▶ What to produce: Gather up every line that includes the string "شريحة".
*** Records supplied
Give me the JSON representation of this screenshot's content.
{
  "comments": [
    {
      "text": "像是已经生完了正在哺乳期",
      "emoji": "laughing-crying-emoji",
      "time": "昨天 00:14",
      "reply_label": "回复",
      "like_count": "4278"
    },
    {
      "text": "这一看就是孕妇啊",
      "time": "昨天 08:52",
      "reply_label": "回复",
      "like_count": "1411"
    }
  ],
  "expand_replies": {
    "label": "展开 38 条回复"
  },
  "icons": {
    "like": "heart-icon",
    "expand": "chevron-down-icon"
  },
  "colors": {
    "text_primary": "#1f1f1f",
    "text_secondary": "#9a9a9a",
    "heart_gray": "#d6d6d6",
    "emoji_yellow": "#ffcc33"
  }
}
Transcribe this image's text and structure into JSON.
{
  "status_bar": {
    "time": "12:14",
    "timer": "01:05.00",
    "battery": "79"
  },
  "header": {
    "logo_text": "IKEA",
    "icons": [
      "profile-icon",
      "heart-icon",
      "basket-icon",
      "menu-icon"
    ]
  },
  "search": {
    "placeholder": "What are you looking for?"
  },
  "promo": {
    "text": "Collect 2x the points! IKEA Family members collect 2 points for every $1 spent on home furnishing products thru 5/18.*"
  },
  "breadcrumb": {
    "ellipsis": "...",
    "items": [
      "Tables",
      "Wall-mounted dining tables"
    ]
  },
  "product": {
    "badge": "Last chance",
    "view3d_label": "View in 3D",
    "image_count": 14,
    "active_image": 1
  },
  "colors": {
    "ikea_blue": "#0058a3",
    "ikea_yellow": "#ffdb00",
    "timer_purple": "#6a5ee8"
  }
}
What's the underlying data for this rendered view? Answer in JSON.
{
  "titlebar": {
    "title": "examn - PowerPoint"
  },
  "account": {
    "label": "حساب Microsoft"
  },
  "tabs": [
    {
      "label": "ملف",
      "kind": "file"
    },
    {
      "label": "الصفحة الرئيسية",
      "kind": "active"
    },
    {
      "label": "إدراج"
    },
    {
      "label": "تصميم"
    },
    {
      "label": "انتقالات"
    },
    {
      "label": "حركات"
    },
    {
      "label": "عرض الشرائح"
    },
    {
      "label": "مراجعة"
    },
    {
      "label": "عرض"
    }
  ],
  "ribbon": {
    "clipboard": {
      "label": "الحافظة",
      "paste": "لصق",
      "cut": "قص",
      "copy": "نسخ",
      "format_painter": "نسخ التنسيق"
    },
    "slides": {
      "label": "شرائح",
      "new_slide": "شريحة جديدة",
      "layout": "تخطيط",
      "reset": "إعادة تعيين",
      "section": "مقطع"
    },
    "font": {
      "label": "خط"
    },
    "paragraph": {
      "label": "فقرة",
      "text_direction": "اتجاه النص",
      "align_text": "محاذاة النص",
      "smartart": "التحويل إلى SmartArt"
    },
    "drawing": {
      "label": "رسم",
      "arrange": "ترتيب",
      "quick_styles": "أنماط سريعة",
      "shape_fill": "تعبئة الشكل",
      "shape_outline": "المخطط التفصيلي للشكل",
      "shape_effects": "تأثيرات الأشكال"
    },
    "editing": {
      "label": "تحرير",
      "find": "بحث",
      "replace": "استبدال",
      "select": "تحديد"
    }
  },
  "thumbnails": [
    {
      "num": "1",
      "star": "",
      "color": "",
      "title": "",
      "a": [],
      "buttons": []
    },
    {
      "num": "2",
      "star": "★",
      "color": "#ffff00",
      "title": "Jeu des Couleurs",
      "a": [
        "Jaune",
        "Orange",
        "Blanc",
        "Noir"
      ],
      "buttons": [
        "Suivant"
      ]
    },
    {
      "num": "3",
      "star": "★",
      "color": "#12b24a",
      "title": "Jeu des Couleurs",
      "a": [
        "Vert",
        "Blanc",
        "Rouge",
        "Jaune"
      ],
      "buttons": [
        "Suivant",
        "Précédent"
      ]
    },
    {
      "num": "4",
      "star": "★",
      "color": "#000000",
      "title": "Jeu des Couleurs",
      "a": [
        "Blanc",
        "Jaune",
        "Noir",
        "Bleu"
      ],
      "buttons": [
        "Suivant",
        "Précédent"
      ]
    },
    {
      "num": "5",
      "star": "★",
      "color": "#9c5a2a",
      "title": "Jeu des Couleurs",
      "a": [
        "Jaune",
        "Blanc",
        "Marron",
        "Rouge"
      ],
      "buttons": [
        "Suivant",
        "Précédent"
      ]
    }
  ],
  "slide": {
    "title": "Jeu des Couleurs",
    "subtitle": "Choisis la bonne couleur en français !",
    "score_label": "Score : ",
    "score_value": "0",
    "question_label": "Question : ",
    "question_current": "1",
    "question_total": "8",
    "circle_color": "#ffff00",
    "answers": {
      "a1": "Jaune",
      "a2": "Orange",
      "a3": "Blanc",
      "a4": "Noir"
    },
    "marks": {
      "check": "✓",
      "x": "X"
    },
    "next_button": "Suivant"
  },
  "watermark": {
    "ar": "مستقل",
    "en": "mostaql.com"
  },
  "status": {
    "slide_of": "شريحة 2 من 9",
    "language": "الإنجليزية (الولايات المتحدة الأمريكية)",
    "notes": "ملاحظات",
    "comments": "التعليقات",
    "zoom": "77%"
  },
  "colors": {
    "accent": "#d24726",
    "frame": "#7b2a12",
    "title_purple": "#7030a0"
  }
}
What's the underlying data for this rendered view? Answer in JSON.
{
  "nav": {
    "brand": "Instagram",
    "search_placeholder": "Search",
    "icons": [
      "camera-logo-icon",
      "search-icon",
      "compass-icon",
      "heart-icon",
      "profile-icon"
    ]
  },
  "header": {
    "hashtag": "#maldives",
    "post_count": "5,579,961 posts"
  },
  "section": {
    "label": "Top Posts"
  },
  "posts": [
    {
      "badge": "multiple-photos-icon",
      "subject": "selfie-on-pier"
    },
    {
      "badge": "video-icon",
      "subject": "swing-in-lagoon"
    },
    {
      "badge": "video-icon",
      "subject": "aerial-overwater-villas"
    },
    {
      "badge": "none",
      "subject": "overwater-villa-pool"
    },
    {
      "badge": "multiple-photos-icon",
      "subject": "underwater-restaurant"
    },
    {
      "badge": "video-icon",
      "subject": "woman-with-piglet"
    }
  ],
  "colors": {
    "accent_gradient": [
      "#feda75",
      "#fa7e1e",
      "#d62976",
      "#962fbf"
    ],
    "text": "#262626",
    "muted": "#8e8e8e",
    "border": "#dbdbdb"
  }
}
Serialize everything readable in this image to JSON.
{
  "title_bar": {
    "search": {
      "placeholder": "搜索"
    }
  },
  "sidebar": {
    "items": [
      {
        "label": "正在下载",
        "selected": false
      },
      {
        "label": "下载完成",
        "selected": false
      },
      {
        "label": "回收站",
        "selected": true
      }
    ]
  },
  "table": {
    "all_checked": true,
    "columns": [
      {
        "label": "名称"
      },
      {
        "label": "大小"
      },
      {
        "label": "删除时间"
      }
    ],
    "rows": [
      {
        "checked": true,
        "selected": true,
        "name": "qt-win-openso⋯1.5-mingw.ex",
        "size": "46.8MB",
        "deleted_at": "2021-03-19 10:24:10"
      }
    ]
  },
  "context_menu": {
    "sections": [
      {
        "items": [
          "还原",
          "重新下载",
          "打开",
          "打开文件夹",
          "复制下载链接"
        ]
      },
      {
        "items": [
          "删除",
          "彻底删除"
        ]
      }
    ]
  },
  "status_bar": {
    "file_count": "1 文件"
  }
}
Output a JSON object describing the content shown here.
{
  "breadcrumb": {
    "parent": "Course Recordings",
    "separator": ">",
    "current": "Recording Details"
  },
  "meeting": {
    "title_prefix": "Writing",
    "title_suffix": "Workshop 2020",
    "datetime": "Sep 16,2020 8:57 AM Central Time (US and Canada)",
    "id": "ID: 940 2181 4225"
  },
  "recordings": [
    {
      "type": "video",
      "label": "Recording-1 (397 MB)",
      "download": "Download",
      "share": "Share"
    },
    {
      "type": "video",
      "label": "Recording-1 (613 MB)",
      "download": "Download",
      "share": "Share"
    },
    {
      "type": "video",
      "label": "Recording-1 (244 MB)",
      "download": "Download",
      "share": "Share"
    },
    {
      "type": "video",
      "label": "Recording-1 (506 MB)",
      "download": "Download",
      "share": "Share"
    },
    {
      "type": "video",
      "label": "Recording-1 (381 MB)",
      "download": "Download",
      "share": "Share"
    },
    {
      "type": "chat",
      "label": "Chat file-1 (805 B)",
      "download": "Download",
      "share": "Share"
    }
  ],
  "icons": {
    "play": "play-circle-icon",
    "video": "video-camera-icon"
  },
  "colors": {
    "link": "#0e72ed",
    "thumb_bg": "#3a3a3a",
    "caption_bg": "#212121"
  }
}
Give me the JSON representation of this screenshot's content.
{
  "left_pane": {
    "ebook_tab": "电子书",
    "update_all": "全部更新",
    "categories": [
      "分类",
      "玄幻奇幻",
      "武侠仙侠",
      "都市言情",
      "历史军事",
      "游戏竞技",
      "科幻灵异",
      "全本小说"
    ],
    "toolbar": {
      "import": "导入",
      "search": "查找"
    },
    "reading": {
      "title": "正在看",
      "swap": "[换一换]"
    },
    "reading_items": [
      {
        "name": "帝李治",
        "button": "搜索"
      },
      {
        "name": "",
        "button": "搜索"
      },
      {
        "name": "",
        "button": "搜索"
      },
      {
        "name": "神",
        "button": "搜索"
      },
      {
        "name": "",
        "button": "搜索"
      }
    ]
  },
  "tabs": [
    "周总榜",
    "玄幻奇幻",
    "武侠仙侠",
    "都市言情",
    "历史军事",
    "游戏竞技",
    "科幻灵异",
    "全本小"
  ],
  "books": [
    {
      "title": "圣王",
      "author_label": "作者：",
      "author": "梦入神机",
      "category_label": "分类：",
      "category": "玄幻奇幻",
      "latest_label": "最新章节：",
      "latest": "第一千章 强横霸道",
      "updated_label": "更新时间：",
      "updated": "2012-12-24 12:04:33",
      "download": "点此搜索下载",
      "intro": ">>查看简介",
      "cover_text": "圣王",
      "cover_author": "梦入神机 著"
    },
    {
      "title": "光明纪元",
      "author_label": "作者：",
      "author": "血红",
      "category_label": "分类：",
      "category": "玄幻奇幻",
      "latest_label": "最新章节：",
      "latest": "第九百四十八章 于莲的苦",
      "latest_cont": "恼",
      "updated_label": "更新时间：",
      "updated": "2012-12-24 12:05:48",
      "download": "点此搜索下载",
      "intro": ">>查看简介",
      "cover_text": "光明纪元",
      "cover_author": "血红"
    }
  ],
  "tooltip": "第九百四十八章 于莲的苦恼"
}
******
▶ Task output:
      "new_slide": "شريحة جديدة",
    "slide_of": "شريحة 2 من 9",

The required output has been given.